- _Objective_
Take each line containing the word "public" and copy it.

# Available data start

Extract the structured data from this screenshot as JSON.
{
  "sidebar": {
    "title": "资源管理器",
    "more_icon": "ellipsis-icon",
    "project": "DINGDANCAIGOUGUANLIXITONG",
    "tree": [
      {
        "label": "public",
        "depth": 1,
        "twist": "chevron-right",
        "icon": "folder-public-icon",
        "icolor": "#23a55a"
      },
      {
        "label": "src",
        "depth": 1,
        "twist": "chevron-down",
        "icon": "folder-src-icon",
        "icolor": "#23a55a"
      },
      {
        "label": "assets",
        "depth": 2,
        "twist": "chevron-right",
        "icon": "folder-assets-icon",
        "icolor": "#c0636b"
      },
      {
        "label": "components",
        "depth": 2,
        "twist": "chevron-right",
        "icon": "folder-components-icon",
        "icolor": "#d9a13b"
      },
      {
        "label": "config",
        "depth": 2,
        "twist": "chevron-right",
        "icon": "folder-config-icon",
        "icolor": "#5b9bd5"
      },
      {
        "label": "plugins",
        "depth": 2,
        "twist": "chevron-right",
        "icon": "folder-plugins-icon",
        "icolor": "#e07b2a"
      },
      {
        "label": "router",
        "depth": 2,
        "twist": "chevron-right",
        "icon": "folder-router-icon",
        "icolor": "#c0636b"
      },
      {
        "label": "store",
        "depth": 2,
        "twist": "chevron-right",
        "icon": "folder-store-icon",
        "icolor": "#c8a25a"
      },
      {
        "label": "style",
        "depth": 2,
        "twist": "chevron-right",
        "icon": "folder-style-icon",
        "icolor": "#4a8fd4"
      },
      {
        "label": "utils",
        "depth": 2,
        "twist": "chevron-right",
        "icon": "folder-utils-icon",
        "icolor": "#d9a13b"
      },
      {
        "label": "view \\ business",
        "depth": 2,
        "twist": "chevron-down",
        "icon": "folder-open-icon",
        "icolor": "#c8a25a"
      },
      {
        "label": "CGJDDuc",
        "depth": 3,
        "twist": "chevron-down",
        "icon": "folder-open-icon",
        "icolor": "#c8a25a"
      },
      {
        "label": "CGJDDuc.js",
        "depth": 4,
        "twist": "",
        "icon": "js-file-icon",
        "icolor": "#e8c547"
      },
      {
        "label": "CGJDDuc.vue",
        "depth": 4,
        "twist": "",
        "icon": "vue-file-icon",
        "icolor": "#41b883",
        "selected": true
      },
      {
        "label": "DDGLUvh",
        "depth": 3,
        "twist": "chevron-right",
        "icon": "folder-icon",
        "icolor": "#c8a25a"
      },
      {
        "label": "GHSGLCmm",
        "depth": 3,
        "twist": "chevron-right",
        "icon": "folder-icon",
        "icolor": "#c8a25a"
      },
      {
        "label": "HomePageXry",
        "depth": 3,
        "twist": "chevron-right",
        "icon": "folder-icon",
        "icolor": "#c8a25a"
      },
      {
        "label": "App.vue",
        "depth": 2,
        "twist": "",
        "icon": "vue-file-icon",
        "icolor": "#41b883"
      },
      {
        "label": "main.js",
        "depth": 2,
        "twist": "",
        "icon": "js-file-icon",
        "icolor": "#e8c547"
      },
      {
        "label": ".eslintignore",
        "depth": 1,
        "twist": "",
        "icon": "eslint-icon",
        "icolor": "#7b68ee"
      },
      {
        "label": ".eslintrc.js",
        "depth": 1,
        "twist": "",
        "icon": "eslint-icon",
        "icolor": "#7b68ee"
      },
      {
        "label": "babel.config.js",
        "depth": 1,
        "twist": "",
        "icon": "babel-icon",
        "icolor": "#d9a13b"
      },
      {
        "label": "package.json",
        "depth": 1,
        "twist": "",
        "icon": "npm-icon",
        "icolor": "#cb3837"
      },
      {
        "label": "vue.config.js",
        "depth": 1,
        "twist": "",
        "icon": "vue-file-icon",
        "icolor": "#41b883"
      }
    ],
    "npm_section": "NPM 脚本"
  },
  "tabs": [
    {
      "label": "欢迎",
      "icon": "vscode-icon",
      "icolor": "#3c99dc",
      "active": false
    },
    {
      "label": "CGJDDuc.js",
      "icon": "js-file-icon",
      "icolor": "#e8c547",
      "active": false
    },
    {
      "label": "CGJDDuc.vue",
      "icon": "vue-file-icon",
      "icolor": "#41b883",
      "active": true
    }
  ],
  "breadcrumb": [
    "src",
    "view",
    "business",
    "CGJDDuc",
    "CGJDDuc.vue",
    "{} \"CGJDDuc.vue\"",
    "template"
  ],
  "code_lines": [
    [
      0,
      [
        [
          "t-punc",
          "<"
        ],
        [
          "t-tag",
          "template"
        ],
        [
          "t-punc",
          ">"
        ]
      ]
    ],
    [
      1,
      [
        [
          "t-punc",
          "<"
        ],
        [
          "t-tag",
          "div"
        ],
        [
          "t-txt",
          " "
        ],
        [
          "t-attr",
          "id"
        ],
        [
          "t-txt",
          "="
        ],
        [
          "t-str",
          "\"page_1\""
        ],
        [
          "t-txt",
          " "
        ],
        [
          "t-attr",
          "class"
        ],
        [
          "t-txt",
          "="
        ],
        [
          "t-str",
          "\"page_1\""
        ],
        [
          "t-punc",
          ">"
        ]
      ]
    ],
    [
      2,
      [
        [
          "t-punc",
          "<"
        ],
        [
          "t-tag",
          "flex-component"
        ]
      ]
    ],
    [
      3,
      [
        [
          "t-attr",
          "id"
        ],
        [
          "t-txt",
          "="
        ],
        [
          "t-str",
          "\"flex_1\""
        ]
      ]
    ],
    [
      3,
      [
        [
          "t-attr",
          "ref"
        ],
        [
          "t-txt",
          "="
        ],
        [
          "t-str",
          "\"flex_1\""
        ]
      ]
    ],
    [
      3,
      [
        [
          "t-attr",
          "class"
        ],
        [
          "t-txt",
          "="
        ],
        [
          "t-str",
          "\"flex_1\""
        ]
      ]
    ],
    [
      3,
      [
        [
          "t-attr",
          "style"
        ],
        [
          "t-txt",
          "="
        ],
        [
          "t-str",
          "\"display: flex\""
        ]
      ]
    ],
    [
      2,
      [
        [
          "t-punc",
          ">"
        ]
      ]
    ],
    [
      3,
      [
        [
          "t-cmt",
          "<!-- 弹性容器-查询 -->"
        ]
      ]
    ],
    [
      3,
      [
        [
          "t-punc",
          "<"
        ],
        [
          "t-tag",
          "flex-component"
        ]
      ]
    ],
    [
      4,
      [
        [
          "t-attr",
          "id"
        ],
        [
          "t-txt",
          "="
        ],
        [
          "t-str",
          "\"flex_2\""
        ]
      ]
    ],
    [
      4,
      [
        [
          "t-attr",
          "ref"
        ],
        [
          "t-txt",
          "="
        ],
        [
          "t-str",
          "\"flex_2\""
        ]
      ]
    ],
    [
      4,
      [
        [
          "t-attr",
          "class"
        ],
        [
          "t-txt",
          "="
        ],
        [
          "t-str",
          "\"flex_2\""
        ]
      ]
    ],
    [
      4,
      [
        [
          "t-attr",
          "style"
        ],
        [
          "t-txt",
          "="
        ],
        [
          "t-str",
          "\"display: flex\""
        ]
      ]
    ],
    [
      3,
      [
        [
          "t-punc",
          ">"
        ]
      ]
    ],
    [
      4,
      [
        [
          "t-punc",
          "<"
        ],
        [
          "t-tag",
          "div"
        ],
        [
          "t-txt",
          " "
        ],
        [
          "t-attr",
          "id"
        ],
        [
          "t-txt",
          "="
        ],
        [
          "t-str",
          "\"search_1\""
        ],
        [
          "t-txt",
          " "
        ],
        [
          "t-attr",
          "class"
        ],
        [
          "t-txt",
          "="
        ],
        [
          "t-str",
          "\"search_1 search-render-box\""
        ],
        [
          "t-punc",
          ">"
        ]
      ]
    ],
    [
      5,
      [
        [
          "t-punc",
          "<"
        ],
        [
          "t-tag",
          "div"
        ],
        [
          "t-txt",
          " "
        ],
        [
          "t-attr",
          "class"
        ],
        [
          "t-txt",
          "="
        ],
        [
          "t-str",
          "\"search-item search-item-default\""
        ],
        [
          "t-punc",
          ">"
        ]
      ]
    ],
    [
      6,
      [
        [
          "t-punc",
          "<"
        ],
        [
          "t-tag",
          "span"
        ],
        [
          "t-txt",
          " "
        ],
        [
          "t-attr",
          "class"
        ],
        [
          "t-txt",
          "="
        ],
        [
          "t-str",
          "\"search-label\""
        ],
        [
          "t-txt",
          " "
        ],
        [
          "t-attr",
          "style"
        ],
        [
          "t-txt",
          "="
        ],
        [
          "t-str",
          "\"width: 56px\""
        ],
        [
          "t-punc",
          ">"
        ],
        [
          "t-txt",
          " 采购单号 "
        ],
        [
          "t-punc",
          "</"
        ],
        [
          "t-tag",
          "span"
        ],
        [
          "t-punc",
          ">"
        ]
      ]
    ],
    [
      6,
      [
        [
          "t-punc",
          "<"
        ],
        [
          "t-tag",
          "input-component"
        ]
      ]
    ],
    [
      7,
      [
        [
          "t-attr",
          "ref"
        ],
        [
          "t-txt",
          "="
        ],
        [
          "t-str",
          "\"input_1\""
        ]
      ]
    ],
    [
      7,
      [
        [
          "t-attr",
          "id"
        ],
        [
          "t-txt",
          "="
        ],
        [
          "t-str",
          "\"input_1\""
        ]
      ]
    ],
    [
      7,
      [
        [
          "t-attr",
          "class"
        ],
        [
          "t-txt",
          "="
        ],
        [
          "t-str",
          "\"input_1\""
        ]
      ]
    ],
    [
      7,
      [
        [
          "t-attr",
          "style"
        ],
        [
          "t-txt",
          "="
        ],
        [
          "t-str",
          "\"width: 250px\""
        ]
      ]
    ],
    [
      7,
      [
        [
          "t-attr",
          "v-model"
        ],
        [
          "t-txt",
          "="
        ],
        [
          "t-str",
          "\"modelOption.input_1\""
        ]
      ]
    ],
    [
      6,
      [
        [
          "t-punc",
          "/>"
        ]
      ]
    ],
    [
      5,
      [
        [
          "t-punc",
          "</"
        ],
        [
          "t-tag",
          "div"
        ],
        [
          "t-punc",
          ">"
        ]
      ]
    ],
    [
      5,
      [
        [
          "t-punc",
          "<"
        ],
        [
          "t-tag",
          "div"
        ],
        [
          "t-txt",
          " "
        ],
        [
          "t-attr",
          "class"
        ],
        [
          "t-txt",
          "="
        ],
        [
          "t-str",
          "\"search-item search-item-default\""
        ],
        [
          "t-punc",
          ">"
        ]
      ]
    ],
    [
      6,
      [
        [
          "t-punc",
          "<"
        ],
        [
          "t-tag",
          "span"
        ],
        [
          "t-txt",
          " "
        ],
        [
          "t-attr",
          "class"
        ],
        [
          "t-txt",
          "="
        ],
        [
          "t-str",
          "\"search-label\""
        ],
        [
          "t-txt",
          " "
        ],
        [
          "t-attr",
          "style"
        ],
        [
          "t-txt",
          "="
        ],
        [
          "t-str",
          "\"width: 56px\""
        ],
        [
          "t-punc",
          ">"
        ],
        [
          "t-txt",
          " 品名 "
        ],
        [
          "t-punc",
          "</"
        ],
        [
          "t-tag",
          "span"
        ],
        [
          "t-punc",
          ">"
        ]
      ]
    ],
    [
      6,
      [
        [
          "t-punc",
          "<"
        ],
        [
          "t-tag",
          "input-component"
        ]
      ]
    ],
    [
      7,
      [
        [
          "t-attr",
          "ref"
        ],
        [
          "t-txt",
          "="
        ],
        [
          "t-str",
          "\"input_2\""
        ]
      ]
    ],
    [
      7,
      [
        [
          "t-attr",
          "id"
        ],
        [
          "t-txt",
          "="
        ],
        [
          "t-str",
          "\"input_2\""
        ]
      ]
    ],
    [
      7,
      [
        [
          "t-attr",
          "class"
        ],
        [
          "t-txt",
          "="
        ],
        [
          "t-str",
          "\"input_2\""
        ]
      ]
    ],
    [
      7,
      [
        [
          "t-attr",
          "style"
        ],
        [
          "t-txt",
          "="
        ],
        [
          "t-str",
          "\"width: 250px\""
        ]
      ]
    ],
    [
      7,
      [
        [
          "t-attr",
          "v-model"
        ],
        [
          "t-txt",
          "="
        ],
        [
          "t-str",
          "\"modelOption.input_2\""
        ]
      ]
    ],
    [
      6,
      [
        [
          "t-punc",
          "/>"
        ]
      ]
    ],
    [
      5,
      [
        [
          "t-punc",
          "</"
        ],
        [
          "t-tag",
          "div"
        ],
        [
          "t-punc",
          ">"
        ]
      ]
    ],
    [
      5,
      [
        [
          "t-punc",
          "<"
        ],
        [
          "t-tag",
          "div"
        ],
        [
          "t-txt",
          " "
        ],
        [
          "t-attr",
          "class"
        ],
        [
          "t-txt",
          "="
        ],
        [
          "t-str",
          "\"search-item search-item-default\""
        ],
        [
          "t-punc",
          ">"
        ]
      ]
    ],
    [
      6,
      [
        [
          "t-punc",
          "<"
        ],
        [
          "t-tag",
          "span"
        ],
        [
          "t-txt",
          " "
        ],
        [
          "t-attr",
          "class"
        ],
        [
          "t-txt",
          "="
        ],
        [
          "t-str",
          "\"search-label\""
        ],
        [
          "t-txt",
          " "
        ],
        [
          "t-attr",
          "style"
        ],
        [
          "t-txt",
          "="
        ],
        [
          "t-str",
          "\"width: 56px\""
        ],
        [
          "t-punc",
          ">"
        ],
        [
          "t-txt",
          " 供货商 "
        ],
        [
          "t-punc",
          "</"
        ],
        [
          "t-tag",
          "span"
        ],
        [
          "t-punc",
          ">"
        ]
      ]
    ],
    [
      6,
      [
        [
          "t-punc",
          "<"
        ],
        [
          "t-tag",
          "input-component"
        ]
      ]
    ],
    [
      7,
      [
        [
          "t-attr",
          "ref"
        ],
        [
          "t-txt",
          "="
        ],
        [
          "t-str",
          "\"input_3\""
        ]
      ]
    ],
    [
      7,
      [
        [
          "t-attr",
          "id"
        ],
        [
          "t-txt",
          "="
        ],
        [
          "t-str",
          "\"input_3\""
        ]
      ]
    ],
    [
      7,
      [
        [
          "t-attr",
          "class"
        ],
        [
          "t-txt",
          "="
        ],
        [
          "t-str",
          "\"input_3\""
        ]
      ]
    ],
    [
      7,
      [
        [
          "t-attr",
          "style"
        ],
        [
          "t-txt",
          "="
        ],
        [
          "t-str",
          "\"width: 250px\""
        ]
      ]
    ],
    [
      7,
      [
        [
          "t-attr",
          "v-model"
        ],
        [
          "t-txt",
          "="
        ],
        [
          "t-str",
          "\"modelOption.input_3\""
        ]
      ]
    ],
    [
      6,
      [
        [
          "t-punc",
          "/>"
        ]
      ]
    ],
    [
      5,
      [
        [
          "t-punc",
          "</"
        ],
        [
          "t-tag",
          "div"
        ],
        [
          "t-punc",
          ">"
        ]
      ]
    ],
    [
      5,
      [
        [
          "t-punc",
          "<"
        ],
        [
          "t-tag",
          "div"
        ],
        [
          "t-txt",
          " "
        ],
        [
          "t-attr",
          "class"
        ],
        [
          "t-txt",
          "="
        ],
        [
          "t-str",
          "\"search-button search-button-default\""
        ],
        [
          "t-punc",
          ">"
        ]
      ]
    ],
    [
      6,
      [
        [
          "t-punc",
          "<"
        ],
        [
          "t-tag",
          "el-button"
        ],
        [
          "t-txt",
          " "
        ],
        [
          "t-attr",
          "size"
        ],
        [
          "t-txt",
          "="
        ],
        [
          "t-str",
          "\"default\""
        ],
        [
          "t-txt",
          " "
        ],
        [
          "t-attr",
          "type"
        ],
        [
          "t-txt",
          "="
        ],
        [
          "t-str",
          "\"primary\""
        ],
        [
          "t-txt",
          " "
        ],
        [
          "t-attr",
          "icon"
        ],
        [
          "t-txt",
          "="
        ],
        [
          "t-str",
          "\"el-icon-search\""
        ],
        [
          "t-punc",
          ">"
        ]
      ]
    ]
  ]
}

# Available data end

- _Result of this task_
        "label": "public",
        "icon": "folder-public-icon",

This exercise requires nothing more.